━━ Data rows

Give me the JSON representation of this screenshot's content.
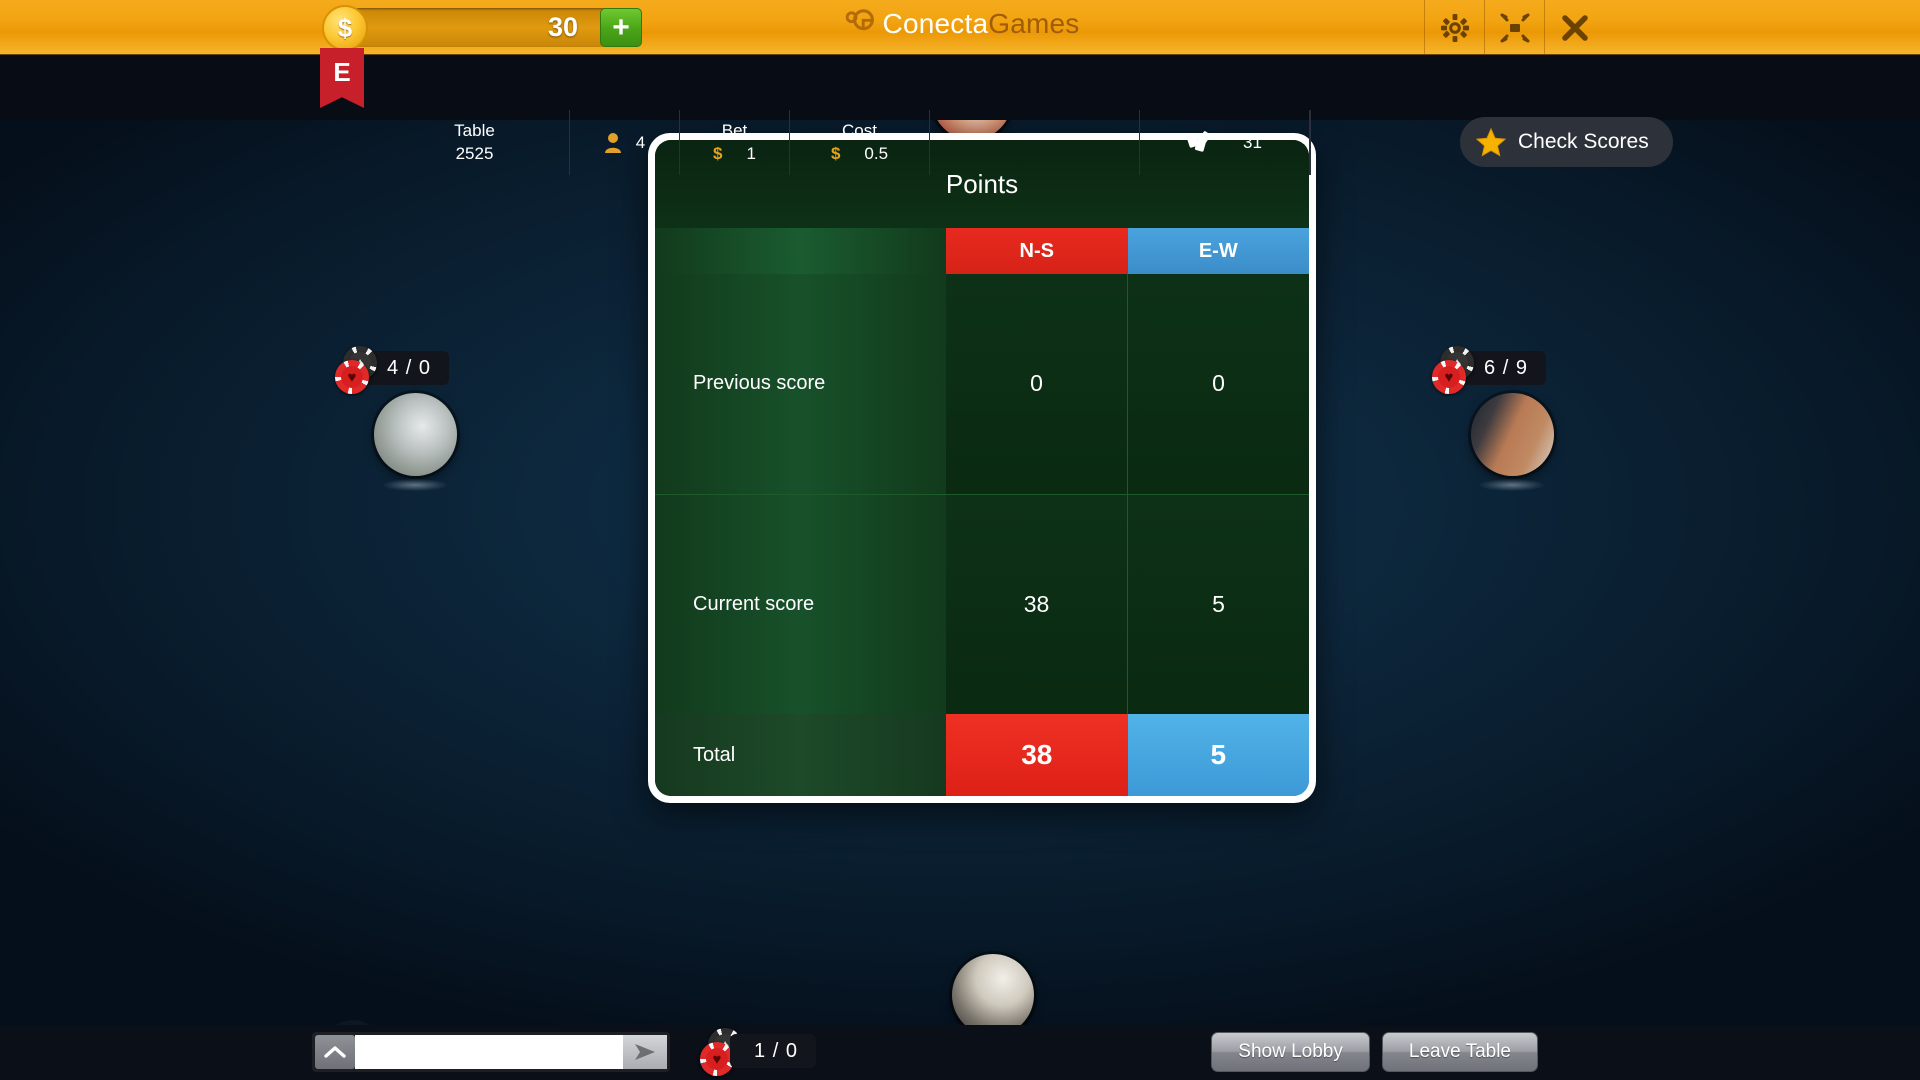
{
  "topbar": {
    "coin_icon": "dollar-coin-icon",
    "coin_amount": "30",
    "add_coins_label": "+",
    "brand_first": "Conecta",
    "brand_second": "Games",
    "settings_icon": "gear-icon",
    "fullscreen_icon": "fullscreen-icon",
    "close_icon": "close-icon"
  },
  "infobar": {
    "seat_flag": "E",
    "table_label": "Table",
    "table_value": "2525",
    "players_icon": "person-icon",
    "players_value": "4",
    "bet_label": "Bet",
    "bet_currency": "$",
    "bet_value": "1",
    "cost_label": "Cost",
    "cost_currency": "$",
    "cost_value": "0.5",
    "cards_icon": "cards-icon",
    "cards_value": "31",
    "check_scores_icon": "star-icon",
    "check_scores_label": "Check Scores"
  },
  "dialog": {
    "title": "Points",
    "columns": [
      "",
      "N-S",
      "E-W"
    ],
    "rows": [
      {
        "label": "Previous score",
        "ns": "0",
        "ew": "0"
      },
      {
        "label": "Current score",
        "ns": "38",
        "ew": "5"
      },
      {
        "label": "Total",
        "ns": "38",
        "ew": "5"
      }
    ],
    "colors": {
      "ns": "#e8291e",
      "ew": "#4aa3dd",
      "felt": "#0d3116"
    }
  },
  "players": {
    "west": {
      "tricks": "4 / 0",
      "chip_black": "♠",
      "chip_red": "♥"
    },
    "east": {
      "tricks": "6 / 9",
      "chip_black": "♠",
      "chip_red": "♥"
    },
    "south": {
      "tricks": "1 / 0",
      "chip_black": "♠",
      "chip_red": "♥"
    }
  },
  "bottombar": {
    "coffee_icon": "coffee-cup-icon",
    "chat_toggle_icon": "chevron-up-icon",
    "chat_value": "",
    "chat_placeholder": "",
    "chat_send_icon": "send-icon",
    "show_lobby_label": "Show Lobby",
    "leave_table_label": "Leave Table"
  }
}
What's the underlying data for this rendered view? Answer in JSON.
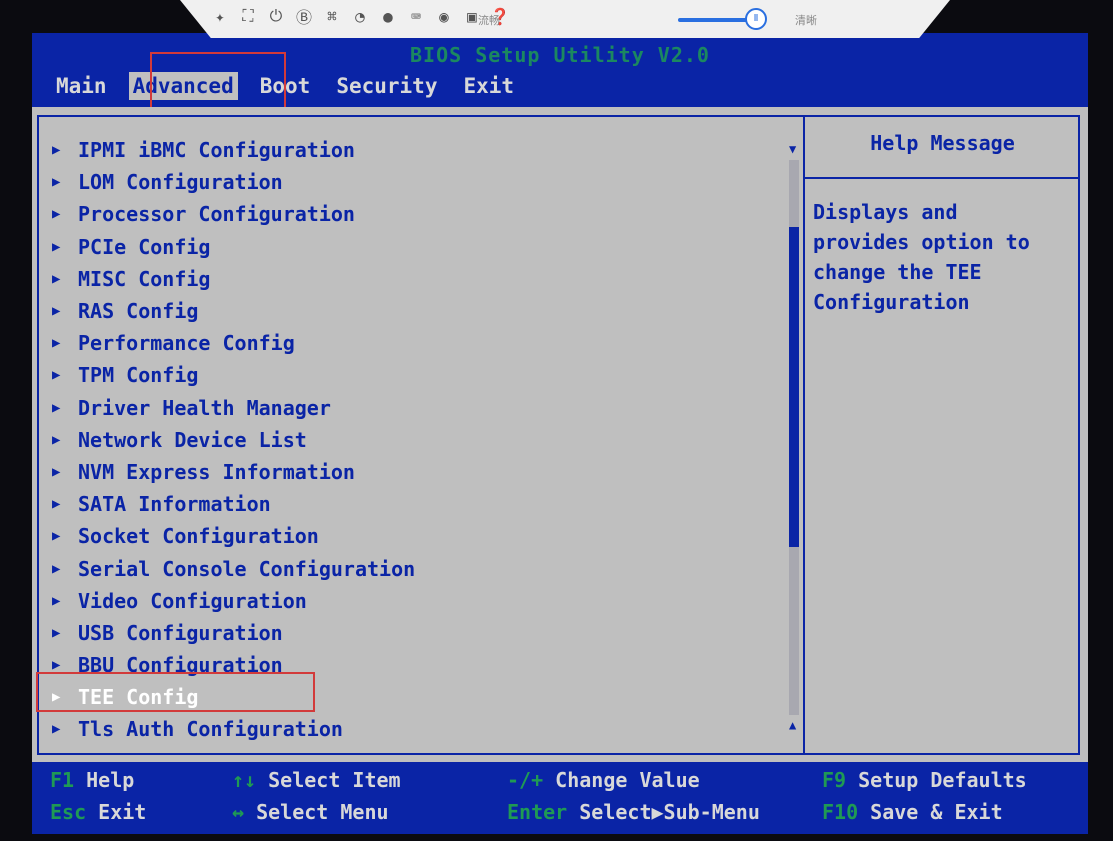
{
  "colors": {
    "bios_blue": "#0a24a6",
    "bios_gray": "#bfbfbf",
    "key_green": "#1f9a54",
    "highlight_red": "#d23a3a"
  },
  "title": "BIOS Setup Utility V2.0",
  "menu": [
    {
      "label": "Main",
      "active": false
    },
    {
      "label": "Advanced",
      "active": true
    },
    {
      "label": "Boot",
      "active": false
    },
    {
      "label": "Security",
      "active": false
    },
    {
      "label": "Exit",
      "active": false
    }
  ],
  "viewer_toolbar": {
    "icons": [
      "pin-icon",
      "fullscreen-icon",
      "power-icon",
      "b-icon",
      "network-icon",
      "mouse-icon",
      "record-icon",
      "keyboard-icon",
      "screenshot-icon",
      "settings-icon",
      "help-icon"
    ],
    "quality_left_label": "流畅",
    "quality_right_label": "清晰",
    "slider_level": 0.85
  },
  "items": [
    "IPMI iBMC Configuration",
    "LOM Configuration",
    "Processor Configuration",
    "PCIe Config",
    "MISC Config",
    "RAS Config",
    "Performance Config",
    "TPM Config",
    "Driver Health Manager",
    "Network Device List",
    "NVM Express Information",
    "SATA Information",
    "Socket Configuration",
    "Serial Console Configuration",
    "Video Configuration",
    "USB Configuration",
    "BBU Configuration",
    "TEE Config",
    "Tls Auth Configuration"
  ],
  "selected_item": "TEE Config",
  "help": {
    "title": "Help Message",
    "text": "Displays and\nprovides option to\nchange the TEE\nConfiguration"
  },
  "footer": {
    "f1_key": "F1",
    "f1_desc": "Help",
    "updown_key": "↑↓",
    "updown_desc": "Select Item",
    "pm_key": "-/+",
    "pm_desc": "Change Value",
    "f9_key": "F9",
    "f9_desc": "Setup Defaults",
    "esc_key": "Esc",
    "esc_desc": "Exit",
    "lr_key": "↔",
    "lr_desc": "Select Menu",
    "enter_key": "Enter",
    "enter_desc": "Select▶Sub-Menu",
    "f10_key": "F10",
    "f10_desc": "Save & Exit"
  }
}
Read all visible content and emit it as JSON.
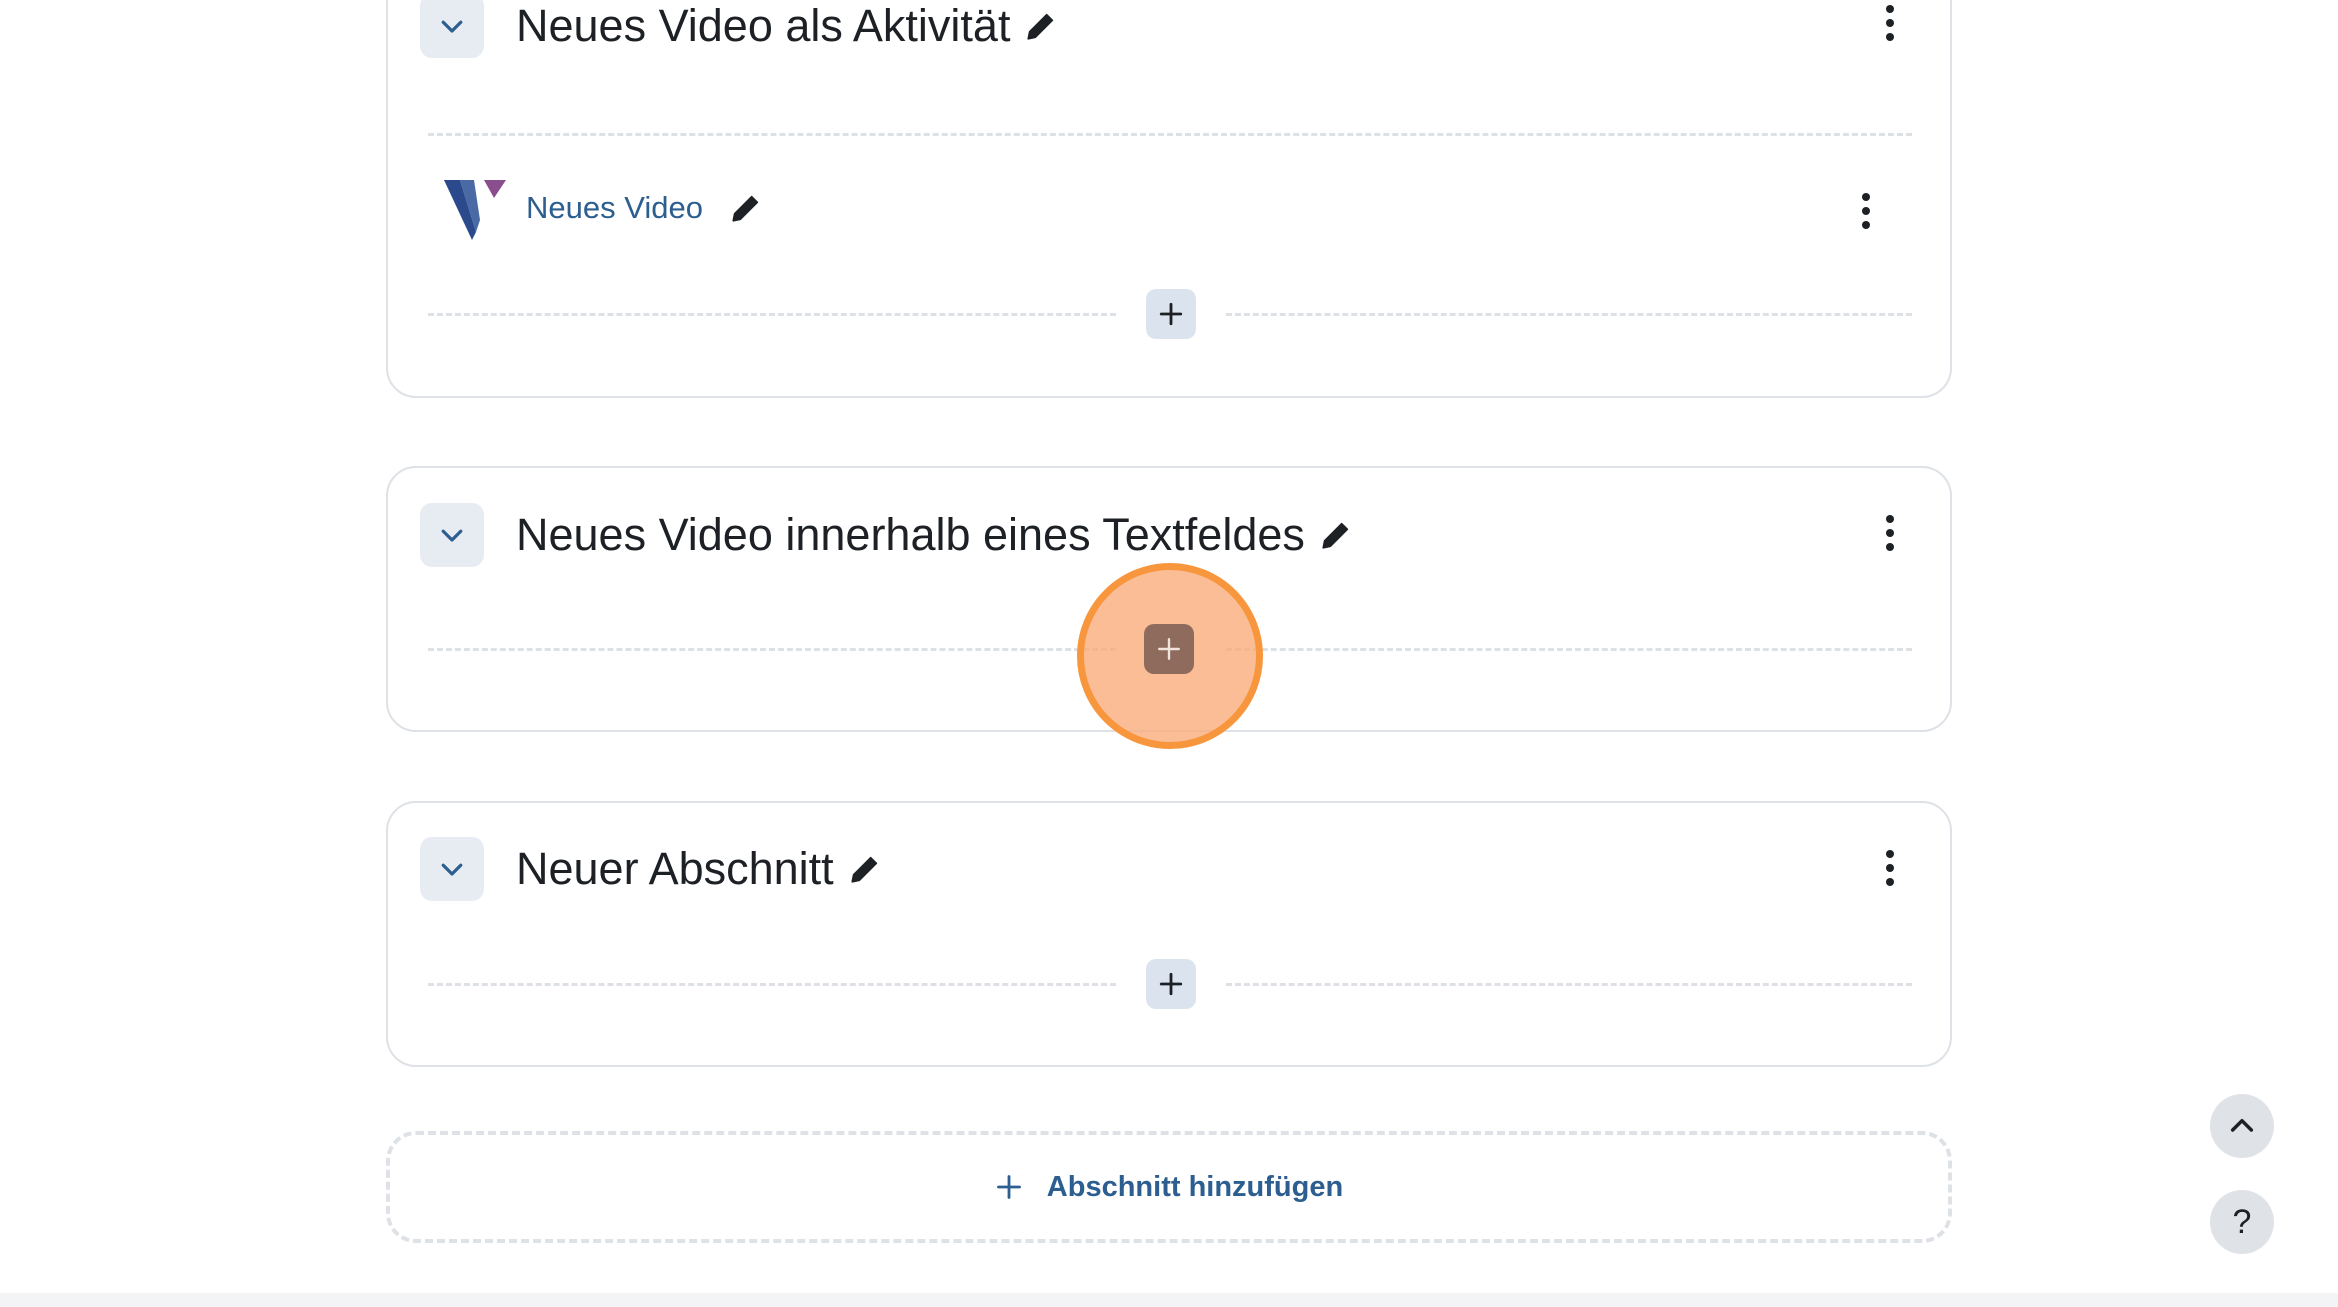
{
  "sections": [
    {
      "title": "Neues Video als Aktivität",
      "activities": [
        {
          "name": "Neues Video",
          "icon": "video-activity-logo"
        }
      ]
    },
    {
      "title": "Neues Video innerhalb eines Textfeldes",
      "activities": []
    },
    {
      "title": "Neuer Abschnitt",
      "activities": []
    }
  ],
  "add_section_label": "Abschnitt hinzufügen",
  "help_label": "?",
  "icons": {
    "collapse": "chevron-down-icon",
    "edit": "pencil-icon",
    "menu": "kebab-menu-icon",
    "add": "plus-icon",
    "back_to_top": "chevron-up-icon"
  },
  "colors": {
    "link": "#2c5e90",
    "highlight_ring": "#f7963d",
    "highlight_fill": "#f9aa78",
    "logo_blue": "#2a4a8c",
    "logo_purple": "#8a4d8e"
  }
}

━━━━

Task prompt >> List every line from the entries above in which "Setup" appears.

Completed exercise >>
  "title": "BIOS Setup Utility V2.0",
    "f9_desc": "Setup Defaults",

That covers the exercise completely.